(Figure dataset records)
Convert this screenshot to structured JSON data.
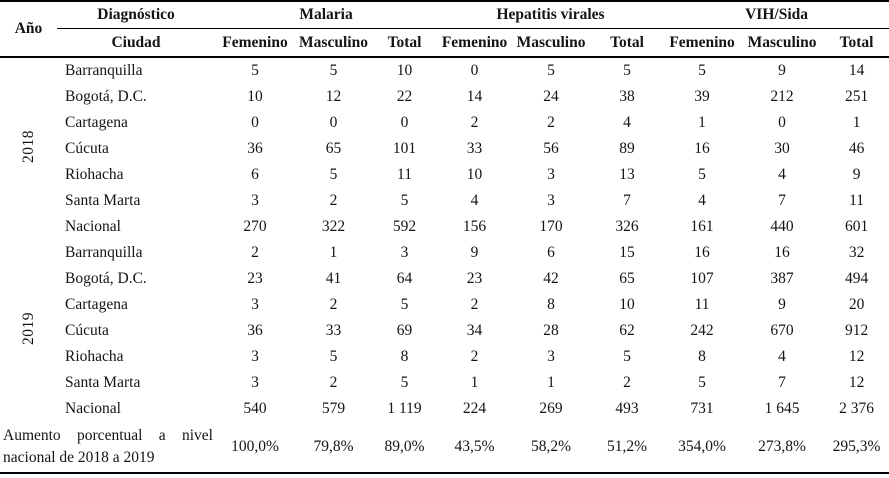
{
  "table": {
    "header": {
      "ano": "Año",
      "diagnostico": "Diagnóstico",
      "ciudad": "Ciudad",
      "groups": [
        {
          "label": "Malaria"
        },
        {
          "label": "Hepatitis virales"
        },
        {
          "label": "VIH/Sida"
        }
      ],
      "subcols": [
        "Femenino",
        "Masculino",
        "Total"
      ]
    },
    "years": [
      {
        "year": "2018",
        "rows": [
          {
            "city": "Barranquilla",
            "values": [
              "5",
              "5",
              "10",
              "0",
              "5",
              "5",
              "5",
              "9",
              "14"
            ]
          },
          {
            "city": "Bogotá, D.C.",
            "values": [
              "10",
              "12",
              "22",
              "14",
              "24",
              "38",
              "39",
              "212",
              "251"
            ]
          },
          {
            "city": "Cartagena",
            "values": [
              "0",
              "0",
              "0",
              "2",
              "2",
              "4",
              "1",
              "0",
              "1"
            ]
          },
          {
            "city": "Cúcuta",
            "values": [
              "36",
              "65",
              "101",
              "33",
              "56",
              "89",
              "16",
              "30",
              "46"
            ]
          },
          {
            "city": "Riohacha",
            "values": [
              "6",
              "5",
              "11",
              "10",
              "3",
              "13",
              "5",
              "4",
              "9"
            ]
          },
          {
            "city": "Santa Marta",
            "values": [
              "3",
              "2",
              "5",
              "4",
              "3",
              "7",
              "4",
              "7",
              "11"
            ]
          },
          {
            "city": "Nacional",
            "values": [
              "270",
              "322",
              "592",
              "156",
              "170",
              "326",
              "161",
              "440",
              "601"
            ]
          }
        ]
      },
      {
        "year": "2019",
        "rows": [
          {
            "city": "Barranquilla",
            "values": [
              "2",
              "1",
              "3",
              "9",
              "6",
              "15",
              "16",
              "16",
              "32"
            ]
          },
          {
            "city": "Bogotá, D.C.",
            "values": [
              "23",
              "41",
              "64",
              "23",
              "42",
              "65",
              "107",
              "387",
              "494"
            ]
          },
          {
            "city": "Cartagena",
            "values": [
              "3",
              "2",
              "5",
              "2",
              "8",
              "10",
              "11",
              "9",
              "20"
            ]
          },
          {
            "city": "Cúcuta",
            "values": [
              "36",
              "33",
              "69",
              "34",
              "28",
              "62",
              "242",
              "670",
              "912"
            ]
          },
          {
            "city": "Riohacha",
            "values": [
              "3",
              "5",
              "8",
              "2",
              "3",
              "5",
              "8",
              "4",
              "12"
            ]
          },
          {
            "city": "Santa Marta",
            "values": [
              "3",
              "2",
              "5",
              "1",
              "1",
              "2",
              "5",
              "7",
              "12"
            ]
          },
          {
            "city": "Nacional",
            "values": [
              "540",
              "579",
              "1 119",
              "224",
              "269",
              "493",
              "731",
              "1 645",
              "2 376"
            ]
          }
        ]
      }
    ],
    "footer": {
      "label": "Aumento porcentual a nivel nacional de 2018 a 2019",
      "values": [
        "100,0%",
        "79,8%",
        "89,0%",
        "43,5%",
        "58,2%",
        "51,2%",
        "354,0%",
        "273,8%",
        "295,3%"
      ]
    }
  }
}
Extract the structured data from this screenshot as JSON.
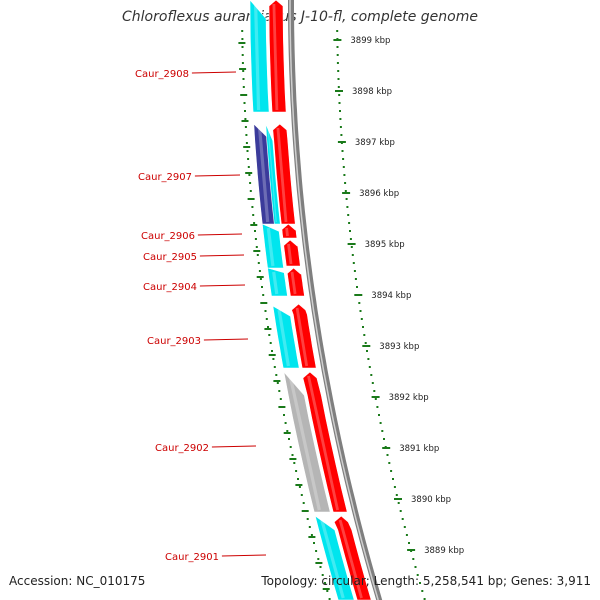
{
  "title": "Chloroflexus aurantiacus J-10-fl, complete genome",
  "accession": "Accession: NC_010175",
  "summary": "Topology: circular; Length: 5,258,541 bp; Genes: 3,911",
  "colors": {
    "cds_forward": "#ff0000",
    "cds_reverse": "#00e5ee",
    "cds_other": "#3b3b9b",
    "cds_grey": "#b5b5b5",
    "backbone": "#7f7f7f",
    "label": "#cc0000",
    "ticks": "#1a7a1a"
  },
  "scale_labels": [
    "3899 kbp",
    "3898 kbp",
    "3897 kbp",
    "3896 kbp",
    "3895 kbp",
    "3894 kbp",
    "3893 kbp",
    "3892 kbp",
    "3891 kbp",
    "3890 kbp",
    "3889 kbp"
  ],
  "gene_labels": [
    "Caur_2908",
    "Caur_2907",
    "Caur_2906",
    "Caur_2905",
    "Caur_2904",
    "Caur_2903",
    "Caur_2902",
    "Caur_2901"
  ]
}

» PROMPT
Search the records for lines holding the word "JSON", then copy each line you find.

» FINISHED EXERCISE
Convert this screenshot to structured JSON data.
Extract the structured data from this screenshot as JSON.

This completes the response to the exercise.